Listed entries>
■ ■ ■ ■

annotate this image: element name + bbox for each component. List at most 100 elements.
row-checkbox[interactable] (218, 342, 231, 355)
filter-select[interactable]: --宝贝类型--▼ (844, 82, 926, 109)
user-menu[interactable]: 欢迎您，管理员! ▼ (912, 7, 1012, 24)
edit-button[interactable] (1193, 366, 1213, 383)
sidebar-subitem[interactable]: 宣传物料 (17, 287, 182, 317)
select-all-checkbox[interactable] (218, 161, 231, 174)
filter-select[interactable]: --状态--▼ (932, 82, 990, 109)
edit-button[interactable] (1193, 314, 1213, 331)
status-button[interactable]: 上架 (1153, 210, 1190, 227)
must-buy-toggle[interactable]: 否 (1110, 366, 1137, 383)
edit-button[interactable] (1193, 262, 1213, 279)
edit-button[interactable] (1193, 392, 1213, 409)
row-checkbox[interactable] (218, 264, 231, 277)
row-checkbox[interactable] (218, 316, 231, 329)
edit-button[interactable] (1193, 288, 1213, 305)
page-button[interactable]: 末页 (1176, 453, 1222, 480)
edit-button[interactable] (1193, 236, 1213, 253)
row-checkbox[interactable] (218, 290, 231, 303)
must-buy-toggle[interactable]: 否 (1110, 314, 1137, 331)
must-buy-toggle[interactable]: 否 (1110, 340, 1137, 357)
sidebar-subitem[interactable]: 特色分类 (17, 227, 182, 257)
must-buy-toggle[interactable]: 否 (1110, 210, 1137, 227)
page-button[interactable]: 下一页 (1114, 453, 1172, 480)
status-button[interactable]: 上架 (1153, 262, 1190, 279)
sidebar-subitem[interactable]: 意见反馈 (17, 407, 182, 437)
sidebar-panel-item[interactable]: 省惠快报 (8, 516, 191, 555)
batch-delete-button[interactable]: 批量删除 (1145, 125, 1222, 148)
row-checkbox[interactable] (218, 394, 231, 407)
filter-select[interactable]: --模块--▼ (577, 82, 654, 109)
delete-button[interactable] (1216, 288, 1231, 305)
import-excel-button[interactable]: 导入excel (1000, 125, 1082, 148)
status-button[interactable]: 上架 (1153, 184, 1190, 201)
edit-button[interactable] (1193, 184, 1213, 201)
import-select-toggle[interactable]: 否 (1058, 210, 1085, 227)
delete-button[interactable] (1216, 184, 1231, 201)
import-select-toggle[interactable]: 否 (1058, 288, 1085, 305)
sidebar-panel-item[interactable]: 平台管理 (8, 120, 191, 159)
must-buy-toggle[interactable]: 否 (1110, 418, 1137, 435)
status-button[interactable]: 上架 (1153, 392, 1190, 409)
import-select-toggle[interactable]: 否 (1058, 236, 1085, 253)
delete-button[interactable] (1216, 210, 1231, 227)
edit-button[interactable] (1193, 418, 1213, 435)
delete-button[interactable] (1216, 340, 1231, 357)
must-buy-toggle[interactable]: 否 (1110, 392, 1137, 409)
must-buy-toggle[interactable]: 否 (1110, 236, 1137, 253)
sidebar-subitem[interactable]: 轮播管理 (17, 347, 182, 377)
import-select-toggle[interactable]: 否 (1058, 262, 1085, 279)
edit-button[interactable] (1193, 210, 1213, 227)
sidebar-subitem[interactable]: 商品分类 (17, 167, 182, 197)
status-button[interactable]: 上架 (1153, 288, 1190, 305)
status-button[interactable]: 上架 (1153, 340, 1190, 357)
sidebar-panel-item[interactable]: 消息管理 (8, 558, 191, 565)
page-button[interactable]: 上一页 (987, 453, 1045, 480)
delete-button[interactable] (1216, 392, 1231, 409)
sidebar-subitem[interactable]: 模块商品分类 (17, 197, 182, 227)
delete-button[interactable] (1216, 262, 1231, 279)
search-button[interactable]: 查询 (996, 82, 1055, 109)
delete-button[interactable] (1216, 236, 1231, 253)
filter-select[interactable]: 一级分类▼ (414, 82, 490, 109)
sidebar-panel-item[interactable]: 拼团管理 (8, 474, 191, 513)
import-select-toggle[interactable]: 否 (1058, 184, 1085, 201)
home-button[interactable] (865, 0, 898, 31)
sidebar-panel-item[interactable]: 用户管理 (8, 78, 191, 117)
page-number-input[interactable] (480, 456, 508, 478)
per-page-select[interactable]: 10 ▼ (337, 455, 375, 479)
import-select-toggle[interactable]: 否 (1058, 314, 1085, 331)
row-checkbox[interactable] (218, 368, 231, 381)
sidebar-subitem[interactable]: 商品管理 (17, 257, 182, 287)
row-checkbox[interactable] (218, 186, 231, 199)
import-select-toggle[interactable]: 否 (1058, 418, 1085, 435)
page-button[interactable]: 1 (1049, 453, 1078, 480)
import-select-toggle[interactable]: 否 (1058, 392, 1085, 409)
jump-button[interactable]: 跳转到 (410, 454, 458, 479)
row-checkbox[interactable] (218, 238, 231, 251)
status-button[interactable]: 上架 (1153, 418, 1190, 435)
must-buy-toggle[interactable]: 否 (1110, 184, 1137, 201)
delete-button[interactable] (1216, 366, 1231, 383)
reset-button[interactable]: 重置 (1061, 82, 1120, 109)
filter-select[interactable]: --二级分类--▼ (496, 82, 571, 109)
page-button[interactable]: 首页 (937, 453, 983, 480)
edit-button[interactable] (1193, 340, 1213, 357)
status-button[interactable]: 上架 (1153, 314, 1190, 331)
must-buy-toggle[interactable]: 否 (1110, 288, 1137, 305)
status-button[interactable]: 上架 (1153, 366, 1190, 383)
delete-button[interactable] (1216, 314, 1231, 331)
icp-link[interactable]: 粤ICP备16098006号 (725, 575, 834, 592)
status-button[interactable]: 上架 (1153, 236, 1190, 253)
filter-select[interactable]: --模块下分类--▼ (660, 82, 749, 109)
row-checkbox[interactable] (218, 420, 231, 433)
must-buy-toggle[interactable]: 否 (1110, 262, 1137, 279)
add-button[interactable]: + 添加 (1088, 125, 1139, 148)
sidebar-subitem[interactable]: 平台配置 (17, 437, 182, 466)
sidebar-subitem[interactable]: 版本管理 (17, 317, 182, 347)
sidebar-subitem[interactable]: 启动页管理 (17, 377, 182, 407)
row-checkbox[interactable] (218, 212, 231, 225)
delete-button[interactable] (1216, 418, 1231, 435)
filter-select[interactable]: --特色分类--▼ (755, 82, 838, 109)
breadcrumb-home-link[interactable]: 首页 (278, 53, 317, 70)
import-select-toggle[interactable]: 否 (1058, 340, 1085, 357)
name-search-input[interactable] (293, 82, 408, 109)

■ ■ ■ ■

Given problem> Please repeat everything from the first item down to and including the line that contains "page-button[interactable]: 下一页 (1114, 453, 1172, 480)", copying each line word for word.

Result>
annotate this image: element name + bbox for each component. List at most 100 elements.
row-checkbox[interactable] (218, 342, 231, 355)
filter-select[interactable]: --宝贝类型--▼ (844, 82, 926, 109)
user-menu[interactable]: 欢迎您，管理员! ▼ (912, 7, 1012, 24)
edit-button[interactable] (1193, 366, 1213, 383)
sidebar-subitem[interactable]: 宣传物料 (17, 287, 182, 317)
select-all-checkbox[interactable] (218, 161, 231, 174)
filter-select[interactable]: --状态--▼ (932, 82, 990, 109)
edit-button[interactable] (1193, 314, 1213, 331)
status-button[interactable]: 上架 (1153, 210, 1190, 227)
must-buy-toggle[interactable]: 否 (1110, 366, 1137, 383)
edit-button[interactable] (1193, 262, 1213, 279)
edit-button[interactable] (1193, 392, 1213, 409)
row-checkbox[interactable] (218, 264, 231, 277)
row-checkbox[interactable] (218, 316, 231, 329)
edit-button[interactable] (1193, 288, 1213, 305)
page-button[interactable]: 末页 (1176, 453, 1222, 480)
edit-button[interactable] (1193, 236, 1213, 253)
row-checkbox[interactable] (218, 290, 231, 303)
must-buy-toggle[interactable]: 否 (1110, 314, 1137, 331)
must-buy-toggle[interactable]: 否 (1110, 340, 1137, 357)
sidebar-subitem[interactable]: 特色分类 (17, 227, 182, 257)
must-buy-toggle[interactable]: 否 (1110, 210, 1137, 227)
page-button[interactable]: 下一页 (1114, 453, 1172, 480)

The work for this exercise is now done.